→ **DIRECTIONS FOR THIS TASK**
Give the number of lines in the data that hold the string "strike". Nothing else is needed.

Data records
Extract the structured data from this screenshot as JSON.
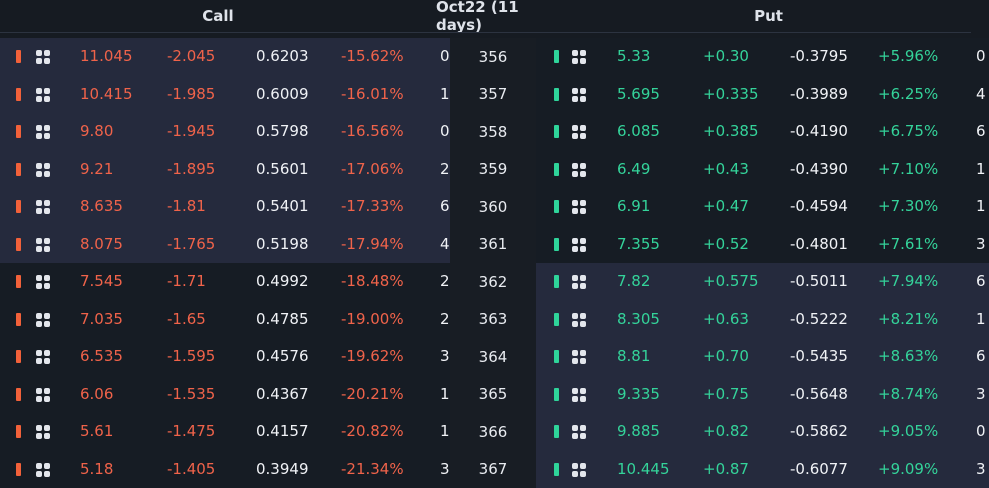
{
  "header": {
    "call_label": "Call",
    "expiry_label": "Oct22 (11 days)",
    "put_label": "Put"
  },
  "colors": {
    "call_accent": "#f2613a",
    "put_accent": "#2fd49a",
    "itm_bg": "#252a3d",
    "otm_bg": "#161c24"
  },
  "rows": [
    {
      "call": {
        "price": "11.045",
        "change": "-2.045",
        "delta": "0.6203",
        "pct": "-15.62%",
        "trunc": "0"
      },
      "strike": "356",
      "put": {
        "price": "5.33",
        "change": "+0.30",
        "delta": "-0.3795",
        "pct": "+5.96%",
        "trunc": "0"
      },
      "call_itm": true,
      "put_itm": false
    },
    {
      "call": {
        "price": "10.415",
        "change": "-1.985",
        "delta": "0.6009",
        "pct": "-16.01%",
        "trunc": "1"
      },
      "strike": "357",
      "put": {
        "price": "5.695",
        "change": "+0.335",
        "delta": "-0.3989",
        "pct": "+6.25%",
        "trunc": "4"
      },
      "call_itm": true,
      "put_itm": false
    },
    {
      "call": {
        "price": "9.80",
        "change": "-1.945",
        "delta": "0.5798",
        "pct": "-16.56%",
        "trunc": "0"
      },
      "strike": "358",
      "put": {
        "price": "6.085",
        "change": "+0.385",
        "delta": "-0.4190",
        "pct": "+6.75%",
        "trunc": "6"
      },
      "call_itm": true,
      "put_itm": false
    },
    {
      "call": {
        "price": "9.21",
        "change": "-1.895",
        "delta": "0.5601",
        "pct": "-17.06%",
        "trunc": "2"
      },
      "strike": "359",
      "put": {
        "price": "6.49",
        "change": "+0.43",
        "delta": "-0.4390",
        "pct": "+7.10%",
        "trunc": "1"
      },
      "call_itm": true,
      "put_itm": false
    },
    {
      "call": {
        "price": "8.635",
        "change": "-1.81",
        "delta": "0.5401",
        "pct": "-17.33%",
        "trunc": "6"
      },
      "strike": "360",
      "put": {
        "price": "6.91",
        "change": "+0.47",
        "delta": "-0.4594",
        "pct": "+7.30%",
        "trunc": "1"
      },
      "call_itm": true,
      "put_itm": false
    },
    {
      "call": {
        "price": "8.075",
        "change": "-1.765",
        "delta": "0.5198",
        "pct": "-17.94%",
        "trunc": "4"
      },
      "strike": "361",
      "put": {
        "price": "7.355",
        "change": "+0.52",
        "delta": "-0.4801",
        "pct": "+7.61%",
        "trunc": "3"
      },
      "call_itm": true,
      "put_itm": false
    },
    {
      "call": {
        "price": "7.545",
        "change": "-1.71",
        "delta": "0.4992",
        "pct": "-18.48%",
        "trunc": "2"
      },
      "strike": "362",
      "put": {
        "price": "7.82",
        "change": "+0.575",
        "delta": "-0.5011",
        "pct": "+7.94%",
        "trunc": "6"
      },
      "call_itm": false,
      "put_itm": true
    },
    {
      "call": {
        "price": "7.035",
        "change": "-1.65",
        "delta": "0.4785",
        "pct": "-19.00%",
        "trunc": "2"
      },
      "strike": "363",
      "put": {
        "price": "8.305",
        "change": "+0.63",
        "delta": "-0.5222",
        "pct": "+8.21%",
        "trunc": "1"
      },
      "call_itm": false,
      "put_itm": true
    },
    {
      "call": {
        "price": "6.535",
        "change": "-1.595",
        "delta": "0.4576",
        "pct": "-19.62%",
        "trunc": "3"
      },
      "strike": "364",
      "put": {
        "price": "8.81",
        "change": "+0.70",
        "delta": "-0.5435",
        "pct": "+8.63%",
        "trunc": "6"
      },
      "call_itm": false,
      "put_itm": true
    },
    {
      "call": {
        "price": "6.06",
        "change": "-1.535",
        "delta": "0.4367",
        "pct": "-20.21%",
        "trunc": "1"
      },
      "strike": "365",
      "put": {
        "price": "9.335",
        "change": "+0.75",
        "delta": "-0.5648",
        "pct": "+8.74%",
        "trunc": "3"
      },
      "call_itm": false,
      "put_itm": true
    },
    {
      "call": {
        "price": "5.61",
        "change": "-1.475",
        "delta": "0.4157",
        "pct": "-20.82%",
        "trunc": "1"
      },
      "strike": "366",
      "put": {
        "price": "9.885",
        "change": "+0.82",
        "delta": "-0.5862",
        "pct": "+9.05%",
        "trunc": "0"
      },
      "call_itm": false,
      "put_itm": true
    },
    {
      "call": {
        "price": "5.18",
        "change": "-1.405",
        "delta": "0.3949",
        "pct": "-21.34%",
        "trunc": "3"
      },
      "strike": "367",
      "put": {
        "price": "10.445",
        "change": "+0.87",
        "delta": "-0.6077",
        "pct": "+9.09%",
        "trunc": "3"
      },
      "call_itm": false,
      "put_itm": true
    }
  ]
}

→ **COMPLETED EXERCISE**
12